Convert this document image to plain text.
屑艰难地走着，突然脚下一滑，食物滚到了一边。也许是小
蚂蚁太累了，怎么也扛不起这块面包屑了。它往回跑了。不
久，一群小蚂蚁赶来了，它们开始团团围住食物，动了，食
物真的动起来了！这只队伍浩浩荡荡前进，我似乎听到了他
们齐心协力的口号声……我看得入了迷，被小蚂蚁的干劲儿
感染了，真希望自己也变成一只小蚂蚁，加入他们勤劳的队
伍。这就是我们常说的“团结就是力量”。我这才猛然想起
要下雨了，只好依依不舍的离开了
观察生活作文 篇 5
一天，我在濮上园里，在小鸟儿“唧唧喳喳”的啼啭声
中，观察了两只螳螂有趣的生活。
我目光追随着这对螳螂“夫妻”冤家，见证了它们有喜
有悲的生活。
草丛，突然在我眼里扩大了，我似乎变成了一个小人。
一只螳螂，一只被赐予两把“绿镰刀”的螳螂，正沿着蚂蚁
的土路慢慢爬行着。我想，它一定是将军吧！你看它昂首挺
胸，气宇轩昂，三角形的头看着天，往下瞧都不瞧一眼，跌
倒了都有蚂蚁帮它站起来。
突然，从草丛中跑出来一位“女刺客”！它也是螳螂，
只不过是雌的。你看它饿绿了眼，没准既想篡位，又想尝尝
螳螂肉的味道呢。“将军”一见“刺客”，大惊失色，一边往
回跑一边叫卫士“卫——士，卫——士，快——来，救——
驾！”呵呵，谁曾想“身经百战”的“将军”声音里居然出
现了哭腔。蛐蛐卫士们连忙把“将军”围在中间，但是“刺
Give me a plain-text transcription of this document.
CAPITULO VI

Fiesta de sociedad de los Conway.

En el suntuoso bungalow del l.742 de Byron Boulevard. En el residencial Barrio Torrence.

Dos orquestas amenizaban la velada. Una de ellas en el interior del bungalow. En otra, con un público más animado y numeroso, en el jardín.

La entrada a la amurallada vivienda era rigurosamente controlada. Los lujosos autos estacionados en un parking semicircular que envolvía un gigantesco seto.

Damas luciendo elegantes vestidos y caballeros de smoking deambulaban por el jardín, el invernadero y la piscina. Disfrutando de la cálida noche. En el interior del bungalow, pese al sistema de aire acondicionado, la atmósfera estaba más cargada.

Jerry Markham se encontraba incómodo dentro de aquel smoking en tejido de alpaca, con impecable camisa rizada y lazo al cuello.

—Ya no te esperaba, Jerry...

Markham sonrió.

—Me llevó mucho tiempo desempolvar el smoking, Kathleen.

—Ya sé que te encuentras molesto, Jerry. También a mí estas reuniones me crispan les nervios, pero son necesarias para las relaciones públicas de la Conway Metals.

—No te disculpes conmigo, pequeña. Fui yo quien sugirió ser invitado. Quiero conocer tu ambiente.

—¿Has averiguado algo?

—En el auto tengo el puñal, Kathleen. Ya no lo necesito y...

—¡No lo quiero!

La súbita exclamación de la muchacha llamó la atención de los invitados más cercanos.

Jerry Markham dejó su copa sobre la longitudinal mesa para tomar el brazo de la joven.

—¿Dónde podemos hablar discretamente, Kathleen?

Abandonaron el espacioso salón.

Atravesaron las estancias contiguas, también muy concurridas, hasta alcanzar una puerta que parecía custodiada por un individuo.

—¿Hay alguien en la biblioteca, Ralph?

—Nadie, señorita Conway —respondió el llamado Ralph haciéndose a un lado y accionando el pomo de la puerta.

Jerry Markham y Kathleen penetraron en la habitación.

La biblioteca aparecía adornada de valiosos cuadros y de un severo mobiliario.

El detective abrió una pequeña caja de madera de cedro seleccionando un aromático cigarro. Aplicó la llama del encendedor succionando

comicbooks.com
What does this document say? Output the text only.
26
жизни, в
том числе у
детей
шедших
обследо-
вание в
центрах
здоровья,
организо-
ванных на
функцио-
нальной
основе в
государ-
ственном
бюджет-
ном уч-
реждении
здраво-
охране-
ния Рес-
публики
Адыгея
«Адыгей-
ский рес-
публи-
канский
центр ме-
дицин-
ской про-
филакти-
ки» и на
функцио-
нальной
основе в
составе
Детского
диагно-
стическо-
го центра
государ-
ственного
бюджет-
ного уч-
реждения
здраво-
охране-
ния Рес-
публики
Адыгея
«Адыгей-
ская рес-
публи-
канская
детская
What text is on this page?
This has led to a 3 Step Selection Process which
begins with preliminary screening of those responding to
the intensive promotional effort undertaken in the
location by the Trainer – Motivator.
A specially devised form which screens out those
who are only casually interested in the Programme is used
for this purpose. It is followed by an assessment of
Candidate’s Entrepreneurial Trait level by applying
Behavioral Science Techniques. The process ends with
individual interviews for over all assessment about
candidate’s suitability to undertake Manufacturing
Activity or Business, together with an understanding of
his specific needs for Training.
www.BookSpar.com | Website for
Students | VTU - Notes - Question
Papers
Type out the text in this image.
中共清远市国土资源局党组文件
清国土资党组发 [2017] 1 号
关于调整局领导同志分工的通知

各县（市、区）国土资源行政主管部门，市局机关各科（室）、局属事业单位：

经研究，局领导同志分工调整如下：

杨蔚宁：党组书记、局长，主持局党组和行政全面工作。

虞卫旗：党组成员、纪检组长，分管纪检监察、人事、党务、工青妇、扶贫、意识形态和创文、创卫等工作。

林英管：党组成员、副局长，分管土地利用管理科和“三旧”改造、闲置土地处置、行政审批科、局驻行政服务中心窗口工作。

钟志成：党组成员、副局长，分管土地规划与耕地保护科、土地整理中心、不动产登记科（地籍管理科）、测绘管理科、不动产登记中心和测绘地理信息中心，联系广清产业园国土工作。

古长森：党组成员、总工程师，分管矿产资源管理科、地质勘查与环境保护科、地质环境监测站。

..........

Scan the data above and copy every line with "Markham" in it.

### COMPLETE OUTPUT
Jerry Markham se encontraba incómodo dentro de aquel smoking en tejido de alpaca, con impecable camisa rizada y lazo al cuello.
Markham sonrió.
Jerry Markham dejó su copa sobre la longitudinal mesa para tomar el brazo de la joven.
Jerry Markham y Kathleen penetraron en la habitación.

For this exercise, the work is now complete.